RECORDS FOR THE TASK:
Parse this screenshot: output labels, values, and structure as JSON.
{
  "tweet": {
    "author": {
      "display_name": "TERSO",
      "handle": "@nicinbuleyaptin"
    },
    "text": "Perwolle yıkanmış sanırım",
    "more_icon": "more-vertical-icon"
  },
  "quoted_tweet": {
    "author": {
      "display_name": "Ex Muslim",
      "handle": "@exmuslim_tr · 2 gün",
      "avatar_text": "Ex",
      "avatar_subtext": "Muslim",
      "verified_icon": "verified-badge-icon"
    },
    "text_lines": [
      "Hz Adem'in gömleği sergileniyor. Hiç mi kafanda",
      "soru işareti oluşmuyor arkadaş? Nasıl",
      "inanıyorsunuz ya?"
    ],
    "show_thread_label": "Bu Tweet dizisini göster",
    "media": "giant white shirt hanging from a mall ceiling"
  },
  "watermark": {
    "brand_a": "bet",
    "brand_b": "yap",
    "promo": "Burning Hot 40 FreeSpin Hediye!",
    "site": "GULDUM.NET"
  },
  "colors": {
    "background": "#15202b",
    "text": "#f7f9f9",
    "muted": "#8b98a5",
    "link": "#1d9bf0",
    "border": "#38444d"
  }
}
---
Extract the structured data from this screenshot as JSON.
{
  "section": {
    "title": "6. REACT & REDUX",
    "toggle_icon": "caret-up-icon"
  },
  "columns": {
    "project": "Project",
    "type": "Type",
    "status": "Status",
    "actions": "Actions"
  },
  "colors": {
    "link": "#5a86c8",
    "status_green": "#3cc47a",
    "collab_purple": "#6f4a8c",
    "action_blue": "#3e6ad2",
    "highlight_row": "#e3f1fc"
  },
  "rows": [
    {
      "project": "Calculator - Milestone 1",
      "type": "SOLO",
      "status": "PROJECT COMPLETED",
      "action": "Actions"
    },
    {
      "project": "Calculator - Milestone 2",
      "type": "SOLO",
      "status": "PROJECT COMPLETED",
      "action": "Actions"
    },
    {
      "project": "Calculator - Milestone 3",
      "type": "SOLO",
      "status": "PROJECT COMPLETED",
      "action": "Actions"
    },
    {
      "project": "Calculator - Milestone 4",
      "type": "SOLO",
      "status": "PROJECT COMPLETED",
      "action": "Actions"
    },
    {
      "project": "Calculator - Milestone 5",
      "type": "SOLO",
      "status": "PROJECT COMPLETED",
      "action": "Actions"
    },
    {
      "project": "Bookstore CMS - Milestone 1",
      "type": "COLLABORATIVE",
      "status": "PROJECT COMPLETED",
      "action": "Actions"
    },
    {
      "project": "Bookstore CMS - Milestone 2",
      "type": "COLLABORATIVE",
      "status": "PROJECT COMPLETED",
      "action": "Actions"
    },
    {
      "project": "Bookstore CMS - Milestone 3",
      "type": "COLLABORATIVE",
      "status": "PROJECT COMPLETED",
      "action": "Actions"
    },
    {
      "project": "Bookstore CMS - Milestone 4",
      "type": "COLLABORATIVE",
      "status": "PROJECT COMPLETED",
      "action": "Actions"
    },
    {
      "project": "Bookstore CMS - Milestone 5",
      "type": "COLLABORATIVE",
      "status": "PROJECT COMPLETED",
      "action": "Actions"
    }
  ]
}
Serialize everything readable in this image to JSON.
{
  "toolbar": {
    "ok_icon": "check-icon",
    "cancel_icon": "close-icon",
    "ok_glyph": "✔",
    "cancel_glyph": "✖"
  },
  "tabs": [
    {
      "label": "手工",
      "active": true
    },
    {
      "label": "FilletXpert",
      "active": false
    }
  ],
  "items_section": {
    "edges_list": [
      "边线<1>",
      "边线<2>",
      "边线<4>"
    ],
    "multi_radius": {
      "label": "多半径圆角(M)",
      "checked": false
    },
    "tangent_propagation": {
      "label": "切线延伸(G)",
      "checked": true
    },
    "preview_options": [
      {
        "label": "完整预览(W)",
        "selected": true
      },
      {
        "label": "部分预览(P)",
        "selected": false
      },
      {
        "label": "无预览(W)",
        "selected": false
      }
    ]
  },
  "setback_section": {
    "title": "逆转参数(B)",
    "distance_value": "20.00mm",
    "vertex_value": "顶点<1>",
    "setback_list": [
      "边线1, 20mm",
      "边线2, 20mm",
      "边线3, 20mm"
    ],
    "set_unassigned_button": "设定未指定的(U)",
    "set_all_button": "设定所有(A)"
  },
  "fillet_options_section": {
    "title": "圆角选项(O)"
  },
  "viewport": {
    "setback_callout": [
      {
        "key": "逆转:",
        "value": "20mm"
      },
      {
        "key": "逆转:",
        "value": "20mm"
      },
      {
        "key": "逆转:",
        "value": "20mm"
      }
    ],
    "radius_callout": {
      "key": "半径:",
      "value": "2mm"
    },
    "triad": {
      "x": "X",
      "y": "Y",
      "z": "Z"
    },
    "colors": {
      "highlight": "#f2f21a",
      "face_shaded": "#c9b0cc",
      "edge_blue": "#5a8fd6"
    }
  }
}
==
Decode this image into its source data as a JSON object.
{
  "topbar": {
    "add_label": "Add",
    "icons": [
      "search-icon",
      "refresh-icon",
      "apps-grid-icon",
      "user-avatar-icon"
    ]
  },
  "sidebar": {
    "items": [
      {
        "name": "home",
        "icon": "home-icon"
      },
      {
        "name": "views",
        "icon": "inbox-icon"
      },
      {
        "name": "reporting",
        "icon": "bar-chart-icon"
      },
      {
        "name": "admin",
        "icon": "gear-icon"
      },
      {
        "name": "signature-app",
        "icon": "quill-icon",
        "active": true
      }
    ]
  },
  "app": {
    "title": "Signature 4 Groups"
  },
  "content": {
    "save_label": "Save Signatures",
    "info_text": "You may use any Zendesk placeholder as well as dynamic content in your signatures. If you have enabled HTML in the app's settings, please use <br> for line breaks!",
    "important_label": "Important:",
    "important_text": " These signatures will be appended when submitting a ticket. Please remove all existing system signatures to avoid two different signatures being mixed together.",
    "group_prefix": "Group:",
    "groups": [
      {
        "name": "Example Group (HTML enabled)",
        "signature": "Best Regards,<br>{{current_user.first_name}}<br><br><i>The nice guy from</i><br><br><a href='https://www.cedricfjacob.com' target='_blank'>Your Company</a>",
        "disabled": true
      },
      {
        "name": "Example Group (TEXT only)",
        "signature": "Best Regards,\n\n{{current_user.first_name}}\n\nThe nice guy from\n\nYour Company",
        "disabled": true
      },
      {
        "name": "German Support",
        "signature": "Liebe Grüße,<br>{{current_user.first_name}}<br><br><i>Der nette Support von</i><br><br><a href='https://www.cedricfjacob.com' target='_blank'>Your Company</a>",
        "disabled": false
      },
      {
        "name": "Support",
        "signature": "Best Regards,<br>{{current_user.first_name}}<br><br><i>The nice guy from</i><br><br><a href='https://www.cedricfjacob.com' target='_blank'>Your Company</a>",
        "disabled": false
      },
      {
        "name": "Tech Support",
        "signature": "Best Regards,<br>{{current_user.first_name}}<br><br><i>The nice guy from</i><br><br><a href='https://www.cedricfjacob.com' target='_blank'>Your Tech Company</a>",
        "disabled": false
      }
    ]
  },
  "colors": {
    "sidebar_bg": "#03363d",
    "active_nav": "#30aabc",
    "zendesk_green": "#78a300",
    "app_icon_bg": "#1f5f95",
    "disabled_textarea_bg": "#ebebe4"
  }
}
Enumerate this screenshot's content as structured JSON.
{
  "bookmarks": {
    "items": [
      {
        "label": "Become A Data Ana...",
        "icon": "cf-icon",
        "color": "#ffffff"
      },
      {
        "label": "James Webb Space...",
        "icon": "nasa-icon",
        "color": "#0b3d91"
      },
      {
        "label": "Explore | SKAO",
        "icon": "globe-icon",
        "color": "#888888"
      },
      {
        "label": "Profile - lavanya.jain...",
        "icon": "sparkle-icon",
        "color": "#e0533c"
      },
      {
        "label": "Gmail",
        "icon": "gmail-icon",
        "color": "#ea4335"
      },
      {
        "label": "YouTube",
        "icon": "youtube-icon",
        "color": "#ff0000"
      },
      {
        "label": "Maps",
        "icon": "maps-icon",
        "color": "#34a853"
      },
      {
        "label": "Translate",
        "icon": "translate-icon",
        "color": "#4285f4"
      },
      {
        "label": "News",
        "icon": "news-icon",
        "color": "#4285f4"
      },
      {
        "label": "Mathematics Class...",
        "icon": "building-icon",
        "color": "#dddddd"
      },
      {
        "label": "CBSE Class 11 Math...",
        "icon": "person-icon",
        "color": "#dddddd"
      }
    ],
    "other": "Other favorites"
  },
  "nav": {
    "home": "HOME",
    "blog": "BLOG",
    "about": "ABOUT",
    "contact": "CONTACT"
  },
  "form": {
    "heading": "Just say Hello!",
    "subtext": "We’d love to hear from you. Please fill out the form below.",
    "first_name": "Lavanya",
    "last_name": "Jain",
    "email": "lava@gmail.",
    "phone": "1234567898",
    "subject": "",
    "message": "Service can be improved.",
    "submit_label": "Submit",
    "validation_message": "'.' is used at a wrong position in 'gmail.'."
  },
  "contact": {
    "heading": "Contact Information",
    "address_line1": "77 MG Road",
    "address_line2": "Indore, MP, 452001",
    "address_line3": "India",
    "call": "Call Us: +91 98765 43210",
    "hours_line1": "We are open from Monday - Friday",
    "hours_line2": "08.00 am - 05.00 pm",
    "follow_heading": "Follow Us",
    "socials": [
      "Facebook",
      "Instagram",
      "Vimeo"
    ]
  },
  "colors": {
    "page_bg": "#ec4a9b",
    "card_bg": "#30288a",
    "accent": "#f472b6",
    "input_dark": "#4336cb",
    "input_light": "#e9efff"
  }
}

REQUIRED WORK:
Copy out all lines where the word "image" appears.

ANSWER TO THE TASK:
Serialize everything readable in this image to JSON.
Decode this image into its source data as a JSON object.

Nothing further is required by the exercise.